Task:
Can you transcribe everything from "Proper electrocardiography (ECG)" down to "multitude of methods." in the passage below on ECG positioning and electrodes, word for word?

Source document:
__________

Proper electrocardiography (ECG) starts with proper positioning. For a diagnostic ECG, the patient must be restrained in right
lateral recumbency with the legs perpendicular to the body and parallel to each other. The patient should be placed on a pad
or thick blanket to minimize noise that can interfere with the ECG signal. Electrodes can be attached by a multitude of methods.
The most common and most economical electrode attachment available is the alligator clip. Because these can be painful to
your patient, some will file the teeth. Another less painful use of the alligator clip is to wet the hair with alcohol and
ultrasound gel, and clip the electrode on the hair next to the skin. This requires that the patient have sufficient hair to
hold the clip, and it is sometimes noisier than desired for a proper ECG, but it is useful with sensitive patients. Another,
more costly option is Grass® platinum electrodes. These are small needles placed subcutaneously. Typically, most patients
do not react if they are new and sharp. We use these several times before discarding. Adhesive electrodes are also available,
but not as useful in our hairy patients, and they must be discarded with each use. These can also be placed on the paw pads
if your patient's feet are not hairy. For a diagnostic ECG, the electrodes should be placed distal to the elbow and knee,
with four electrodes attached, one on each leg. Monitoring ECGs can be performed with the electrodes on the body wall, but
they do not represent true vectors.

__________

Entries provided:

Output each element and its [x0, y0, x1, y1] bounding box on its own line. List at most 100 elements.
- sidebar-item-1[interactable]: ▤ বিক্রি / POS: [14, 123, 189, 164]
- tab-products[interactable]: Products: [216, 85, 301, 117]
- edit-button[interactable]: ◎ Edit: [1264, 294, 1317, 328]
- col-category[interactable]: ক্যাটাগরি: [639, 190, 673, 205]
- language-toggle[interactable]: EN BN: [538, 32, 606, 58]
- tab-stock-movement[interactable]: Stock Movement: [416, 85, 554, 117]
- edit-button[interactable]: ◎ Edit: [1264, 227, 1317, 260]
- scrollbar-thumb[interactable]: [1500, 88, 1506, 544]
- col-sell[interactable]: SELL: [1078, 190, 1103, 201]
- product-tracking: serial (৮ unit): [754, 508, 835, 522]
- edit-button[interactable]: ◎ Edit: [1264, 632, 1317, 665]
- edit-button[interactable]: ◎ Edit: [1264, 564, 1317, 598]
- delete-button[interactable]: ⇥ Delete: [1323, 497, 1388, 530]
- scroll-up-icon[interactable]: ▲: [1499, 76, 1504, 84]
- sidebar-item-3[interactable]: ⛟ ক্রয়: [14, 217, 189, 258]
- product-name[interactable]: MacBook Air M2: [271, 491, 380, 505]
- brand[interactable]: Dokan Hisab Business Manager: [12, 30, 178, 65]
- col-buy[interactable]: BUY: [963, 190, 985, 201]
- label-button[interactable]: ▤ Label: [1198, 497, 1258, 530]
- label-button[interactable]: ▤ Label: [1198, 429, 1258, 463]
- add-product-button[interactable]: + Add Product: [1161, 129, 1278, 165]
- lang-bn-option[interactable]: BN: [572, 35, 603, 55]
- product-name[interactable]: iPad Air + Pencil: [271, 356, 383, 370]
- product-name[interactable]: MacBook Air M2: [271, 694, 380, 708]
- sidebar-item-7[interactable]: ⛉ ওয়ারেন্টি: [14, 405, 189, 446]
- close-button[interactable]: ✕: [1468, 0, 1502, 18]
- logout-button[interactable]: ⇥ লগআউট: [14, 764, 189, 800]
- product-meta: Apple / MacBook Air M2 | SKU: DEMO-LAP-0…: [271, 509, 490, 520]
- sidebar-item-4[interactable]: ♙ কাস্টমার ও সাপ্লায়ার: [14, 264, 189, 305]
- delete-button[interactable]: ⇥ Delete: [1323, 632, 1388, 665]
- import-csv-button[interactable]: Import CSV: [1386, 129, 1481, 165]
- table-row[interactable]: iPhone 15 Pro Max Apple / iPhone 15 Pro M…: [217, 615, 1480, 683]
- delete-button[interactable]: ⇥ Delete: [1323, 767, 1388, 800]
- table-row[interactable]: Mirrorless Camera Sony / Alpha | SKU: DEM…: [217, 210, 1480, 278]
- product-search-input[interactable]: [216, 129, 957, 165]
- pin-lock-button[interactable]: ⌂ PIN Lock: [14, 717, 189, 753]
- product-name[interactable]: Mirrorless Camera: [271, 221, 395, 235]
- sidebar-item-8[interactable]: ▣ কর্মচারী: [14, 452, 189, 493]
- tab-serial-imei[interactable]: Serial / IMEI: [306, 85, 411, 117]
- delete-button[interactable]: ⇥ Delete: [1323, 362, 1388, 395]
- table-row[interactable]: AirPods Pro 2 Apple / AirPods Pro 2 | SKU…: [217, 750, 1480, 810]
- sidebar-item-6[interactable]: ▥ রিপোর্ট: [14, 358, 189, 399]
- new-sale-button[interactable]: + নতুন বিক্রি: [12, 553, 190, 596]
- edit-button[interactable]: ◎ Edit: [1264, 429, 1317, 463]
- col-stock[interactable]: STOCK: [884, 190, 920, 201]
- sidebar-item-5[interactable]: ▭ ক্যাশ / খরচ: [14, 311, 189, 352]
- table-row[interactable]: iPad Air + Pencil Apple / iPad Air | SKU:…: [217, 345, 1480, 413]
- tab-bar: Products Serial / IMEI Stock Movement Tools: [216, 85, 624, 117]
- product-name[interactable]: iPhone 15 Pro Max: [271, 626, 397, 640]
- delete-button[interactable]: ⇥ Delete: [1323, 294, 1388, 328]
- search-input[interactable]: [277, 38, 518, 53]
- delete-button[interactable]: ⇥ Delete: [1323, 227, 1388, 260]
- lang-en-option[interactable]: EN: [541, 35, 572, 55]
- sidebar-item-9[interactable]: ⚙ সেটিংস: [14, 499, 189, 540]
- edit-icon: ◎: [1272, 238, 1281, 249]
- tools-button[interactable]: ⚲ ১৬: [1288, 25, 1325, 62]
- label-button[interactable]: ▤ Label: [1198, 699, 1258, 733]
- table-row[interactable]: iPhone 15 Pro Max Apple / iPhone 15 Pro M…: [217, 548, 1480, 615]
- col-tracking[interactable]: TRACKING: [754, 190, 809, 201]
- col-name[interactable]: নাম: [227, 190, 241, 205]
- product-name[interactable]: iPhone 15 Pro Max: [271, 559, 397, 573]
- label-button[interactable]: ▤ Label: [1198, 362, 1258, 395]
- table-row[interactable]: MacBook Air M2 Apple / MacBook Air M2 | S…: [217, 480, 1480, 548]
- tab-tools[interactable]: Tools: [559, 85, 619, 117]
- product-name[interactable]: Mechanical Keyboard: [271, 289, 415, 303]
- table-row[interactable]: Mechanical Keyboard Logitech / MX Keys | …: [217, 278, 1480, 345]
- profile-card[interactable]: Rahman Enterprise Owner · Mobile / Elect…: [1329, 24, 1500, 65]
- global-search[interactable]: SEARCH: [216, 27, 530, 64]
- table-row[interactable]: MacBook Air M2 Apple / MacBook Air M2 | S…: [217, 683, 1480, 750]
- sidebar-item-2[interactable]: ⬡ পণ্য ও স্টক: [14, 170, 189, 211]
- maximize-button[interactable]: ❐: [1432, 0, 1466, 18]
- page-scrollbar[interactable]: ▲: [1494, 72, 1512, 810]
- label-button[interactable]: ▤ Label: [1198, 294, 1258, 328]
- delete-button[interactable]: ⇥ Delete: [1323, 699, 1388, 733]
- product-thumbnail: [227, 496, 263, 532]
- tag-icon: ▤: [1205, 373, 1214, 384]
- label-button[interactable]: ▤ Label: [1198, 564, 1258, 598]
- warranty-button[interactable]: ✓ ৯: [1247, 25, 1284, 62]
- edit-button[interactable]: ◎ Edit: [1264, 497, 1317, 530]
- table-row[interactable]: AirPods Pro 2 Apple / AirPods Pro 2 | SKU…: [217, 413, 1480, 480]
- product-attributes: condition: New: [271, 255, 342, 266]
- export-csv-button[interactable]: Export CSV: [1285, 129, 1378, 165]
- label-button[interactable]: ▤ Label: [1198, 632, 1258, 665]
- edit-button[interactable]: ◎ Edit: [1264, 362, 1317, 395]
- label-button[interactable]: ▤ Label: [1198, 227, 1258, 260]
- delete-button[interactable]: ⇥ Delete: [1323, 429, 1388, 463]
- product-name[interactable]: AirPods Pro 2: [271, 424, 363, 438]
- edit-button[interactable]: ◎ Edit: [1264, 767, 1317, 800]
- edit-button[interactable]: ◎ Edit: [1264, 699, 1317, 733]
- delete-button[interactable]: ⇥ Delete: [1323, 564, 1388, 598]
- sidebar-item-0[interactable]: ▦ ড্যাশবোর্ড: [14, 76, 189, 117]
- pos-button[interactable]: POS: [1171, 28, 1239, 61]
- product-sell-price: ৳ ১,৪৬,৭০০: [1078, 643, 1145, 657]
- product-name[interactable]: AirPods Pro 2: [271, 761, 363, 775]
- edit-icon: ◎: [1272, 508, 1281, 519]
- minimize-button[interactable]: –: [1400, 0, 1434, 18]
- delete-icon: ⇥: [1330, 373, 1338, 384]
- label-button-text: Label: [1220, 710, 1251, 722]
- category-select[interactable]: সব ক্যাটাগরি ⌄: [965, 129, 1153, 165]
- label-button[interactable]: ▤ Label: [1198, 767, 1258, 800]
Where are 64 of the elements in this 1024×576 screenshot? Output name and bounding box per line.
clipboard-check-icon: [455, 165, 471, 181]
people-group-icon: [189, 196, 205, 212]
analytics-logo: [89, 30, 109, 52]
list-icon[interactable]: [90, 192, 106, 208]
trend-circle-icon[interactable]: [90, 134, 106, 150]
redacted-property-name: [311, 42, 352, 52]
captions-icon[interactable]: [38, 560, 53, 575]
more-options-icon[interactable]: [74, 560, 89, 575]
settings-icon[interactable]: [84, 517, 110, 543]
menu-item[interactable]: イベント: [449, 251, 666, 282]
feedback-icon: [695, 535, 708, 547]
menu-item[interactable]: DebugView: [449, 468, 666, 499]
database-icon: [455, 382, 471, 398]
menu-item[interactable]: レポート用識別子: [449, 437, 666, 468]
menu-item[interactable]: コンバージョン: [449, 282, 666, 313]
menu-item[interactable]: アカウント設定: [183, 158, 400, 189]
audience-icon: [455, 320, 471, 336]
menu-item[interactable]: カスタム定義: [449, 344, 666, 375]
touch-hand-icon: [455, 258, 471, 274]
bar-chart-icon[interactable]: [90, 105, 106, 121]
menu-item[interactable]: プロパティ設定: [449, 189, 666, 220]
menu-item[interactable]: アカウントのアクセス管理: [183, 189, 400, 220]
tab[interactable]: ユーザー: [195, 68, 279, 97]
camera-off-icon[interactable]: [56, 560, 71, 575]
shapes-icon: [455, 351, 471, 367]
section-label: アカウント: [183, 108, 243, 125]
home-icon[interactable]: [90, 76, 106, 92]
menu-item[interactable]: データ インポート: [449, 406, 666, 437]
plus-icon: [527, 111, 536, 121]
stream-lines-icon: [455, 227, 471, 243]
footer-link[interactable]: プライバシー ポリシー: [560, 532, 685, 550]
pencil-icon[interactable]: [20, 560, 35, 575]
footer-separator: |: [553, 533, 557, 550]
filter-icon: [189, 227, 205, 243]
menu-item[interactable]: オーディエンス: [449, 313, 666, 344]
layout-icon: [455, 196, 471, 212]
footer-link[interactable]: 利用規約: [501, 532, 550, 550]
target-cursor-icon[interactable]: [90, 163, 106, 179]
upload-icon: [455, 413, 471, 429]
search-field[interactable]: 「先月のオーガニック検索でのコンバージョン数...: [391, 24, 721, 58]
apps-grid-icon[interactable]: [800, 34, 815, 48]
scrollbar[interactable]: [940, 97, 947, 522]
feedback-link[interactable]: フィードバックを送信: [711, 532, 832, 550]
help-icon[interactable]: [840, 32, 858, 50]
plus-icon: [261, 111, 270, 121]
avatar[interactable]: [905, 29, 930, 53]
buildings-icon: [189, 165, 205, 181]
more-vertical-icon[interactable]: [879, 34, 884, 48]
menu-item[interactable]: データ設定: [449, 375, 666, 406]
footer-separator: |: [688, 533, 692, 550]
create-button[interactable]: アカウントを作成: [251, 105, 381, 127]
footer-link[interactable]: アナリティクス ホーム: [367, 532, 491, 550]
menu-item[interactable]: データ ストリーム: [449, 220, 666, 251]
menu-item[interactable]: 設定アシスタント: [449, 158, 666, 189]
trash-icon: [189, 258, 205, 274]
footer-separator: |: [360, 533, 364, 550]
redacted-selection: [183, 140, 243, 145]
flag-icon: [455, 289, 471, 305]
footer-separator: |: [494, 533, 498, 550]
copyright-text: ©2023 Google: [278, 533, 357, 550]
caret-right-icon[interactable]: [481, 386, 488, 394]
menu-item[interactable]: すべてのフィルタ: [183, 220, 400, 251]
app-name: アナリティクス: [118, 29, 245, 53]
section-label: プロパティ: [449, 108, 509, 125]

__________

Written answer:
Proper electrocardiography (ECG) starts with proper positioning. For a diagnostic ECG, the patient must be restrained in right
lateral recumbency with the legs perpendicular to the body and parallel to each other. The patient should be placed on a pad
or thick blanket to minimize noise that can interfere with the ECG signal. Electrodes can be attached by a multitude of methods.